**Extrait cité**.
Il existe un consensus sur le fait que d’un point de vue physiologique comme psychologique, les déterminants de la santé chez les patients vieillissants sont intrinsèquement liés au genre. C’est pourquoi les solutions proposées doivent tenir compte de ces différences entre les sexes pour réduire les inégalités de santé.

Les discriminations de santé contre les personnes âgées peuvent avoir des conséquences néfastes sur leur bien-être physique, mental et social. Elles contribuent à la détérioration de leur qualité de vie, de leur autonomie, de leur confiance, de leur sécurité et du maintien d’un mode de vie actif, ce qui par suite nuit à leur santé. C’est donc un sujet complexe qui requiert l’implication de professionnels, d’institutions, des systèmes et des autorités de santé. Faire face à ces discriminations exige une bonne connaissance du sujet et une bonne coordination, fondées sur des principes moraux et légaux.

La nécessité d’une approche holistique

Les systèmes de santé ne s’adaptent pas toujours à l’évolution des besoins des populations. C’est le cas de certains hôpitaux, qui ont été conçus pour traiter des patients adultes souffrant de pathologies aiguës et non des patients âgés souffrant de pathologies chroniques.

**Documents fournis**.
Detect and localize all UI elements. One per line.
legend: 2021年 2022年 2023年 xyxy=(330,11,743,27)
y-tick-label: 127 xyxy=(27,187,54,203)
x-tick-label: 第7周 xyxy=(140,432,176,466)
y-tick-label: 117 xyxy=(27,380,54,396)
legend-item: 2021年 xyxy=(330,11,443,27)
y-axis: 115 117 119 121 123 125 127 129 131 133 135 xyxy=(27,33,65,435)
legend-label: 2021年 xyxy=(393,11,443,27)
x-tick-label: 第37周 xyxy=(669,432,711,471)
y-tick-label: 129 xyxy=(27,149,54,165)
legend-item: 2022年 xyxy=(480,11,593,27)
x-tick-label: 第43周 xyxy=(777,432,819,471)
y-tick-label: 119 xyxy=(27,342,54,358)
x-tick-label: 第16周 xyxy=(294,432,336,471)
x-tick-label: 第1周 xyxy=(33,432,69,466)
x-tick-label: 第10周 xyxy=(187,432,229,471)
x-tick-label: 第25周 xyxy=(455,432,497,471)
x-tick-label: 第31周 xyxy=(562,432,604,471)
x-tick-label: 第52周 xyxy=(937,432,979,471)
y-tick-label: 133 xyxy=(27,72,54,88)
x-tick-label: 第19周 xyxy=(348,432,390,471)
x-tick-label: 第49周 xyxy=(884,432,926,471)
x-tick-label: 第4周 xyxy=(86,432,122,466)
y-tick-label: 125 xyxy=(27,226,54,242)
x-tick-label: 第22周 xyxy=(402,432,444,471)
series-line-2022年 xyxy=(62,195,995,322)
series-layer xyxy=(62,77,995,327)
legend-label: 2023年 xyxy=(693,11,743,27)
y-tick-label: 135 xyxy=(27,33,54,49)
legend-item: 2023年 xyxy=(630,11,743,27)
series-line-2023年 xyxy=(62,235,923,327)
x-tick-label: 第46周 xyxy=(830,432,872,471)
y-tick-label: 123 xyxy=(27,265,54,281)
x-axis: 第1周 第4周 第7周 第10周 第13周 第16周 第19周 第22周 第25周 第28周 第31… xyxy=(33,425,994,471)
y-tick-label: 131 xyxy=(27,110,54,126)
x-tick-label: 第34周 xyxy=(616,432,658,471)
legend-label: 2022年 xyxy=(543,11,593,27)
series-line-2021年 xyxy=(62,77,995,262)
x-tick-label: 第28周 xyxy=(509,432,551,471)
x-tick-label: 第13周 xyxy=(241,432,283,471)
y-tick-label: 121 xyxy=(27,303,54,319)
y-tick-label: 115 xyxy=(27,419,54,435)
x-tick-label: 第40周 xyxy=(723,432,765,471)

**Consigne A**.
D'après l'extrait, pourquoi les solutions proposées doivent-elles tenir compte des différences entre les sexes ? Répondez en une à trois phrases.
**Consigne B**.
Répondez aux questions suivantes à l'aide de l'extrait.
(i) Sur quels aspects du bien-être des personnes âgées les discriminations de santé peuvent-elles avoir des conséquences néfastes ?
(ii) Qu'exige le fait de faire face à ces discriminations ?
(iii) Pour quels patients certains hôpitaux ont-ils été conçus ?
**Consigne C**.
Recopiez fidèlement le passage de l'extrait allant de « La nécessité d’une » jusqu'à « de pathologies chroniques. » inclus.
Répondez en vous fondant uniquement sur l'extrait.

**Corrigé A**.
Elles doivent en tenir compte parce qu'il existe un consensus : les déterminants de la santé chez les patients vieillissants sont intrinsèquement liés au genre, d'un point de vue physiologique comme psychologique. Prendre en compte ces différences permet de réduire les inégalités de santé.

**Corrigé B**.
(i) Sur leur bien-être physique, mental et social.
(ii) Une bonne connaissance du sujet et une bonne coordination, fondées sur des principes moraux et légaux.
(iii) Pour des patients adultes souffrant de pathologies aiguës.

**Corrigé C**.
La nécessité d’une approche holistique

Les systèmes de santé ne s’adaptent pas toujours à l’évolution des besoins des populations. C’est le cas de certains hôpitaux, qui ont été conçus pour traiter des patients adultes souffrant de pathologies aiguës et non des patients âgés souffrant de pathologies chroniques.